[Dataset items]

───

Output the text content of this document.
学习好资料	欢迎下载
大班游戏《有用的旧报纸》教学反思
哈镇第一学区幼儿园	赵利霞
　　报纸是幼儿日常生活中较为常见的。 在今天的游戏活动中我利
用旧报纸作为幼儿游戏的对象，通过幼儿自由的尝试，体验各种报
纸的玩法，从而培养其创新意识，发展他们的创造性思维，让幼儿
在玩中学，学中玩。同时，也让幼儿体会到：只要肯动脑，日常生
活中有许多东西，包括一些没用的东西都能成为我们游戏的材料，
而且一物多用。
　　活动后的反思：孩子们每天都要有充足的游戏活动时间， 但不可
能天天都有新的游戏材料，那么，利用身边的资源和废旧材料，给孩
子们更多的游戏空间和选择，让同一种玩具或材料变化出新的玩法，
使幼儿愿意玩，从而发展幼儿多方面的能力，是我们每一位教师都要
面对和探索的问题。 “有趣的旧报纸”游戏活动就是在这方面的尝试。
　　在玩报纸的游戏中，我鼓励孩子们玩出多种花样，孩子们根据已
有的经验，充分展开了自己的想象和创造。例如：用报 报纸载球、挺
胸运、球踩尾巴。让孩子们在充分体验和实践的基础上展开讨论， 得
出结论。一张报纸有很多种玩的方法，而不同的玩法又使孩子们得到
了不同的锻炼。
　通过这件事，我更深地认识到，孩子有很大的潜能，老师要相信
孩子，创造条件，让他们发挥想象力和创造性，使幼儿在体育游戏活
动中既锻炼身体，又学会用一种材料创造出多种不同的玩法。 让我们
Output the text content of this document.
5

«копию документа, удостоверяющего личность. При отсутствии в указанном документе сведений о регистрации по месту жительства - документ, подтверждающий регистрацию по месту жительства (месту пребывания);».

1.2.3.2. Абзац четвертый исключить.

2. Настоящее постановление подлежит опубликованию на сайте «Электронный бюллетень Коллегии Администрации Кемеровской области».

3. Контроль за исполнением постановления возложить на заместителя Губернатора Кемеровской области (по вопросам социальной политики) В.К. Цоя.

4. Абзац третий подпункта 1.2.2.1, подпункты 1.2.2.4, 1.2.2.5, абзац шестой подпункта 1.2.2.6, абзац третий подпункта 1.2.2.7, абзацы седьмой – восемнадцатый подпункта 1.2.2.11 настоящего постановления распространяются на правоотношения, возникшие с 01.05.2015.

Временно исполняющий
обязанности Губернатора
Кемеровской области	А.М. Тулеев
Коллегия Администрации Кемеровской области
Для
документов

───

== What to work on ==
Scan the listing above for the word "Абзац" and show each line where it is found.

== Reply to the exercise ==
1.2.3.2. Абзац четвертый исключить.
4. Абзац третий подпункта 1.2.2.1, подпункты 1.2.2.4, 1.2.2.5, абзац шестой подпункта 1.2.2.6, абзац третий подпункта 1.2.2.7, абзацы седьмой – восемнадцатый подпункта 1.2.2.11 настоящего постановления распространяются на правоотношения, возникшие с 01.05.2015.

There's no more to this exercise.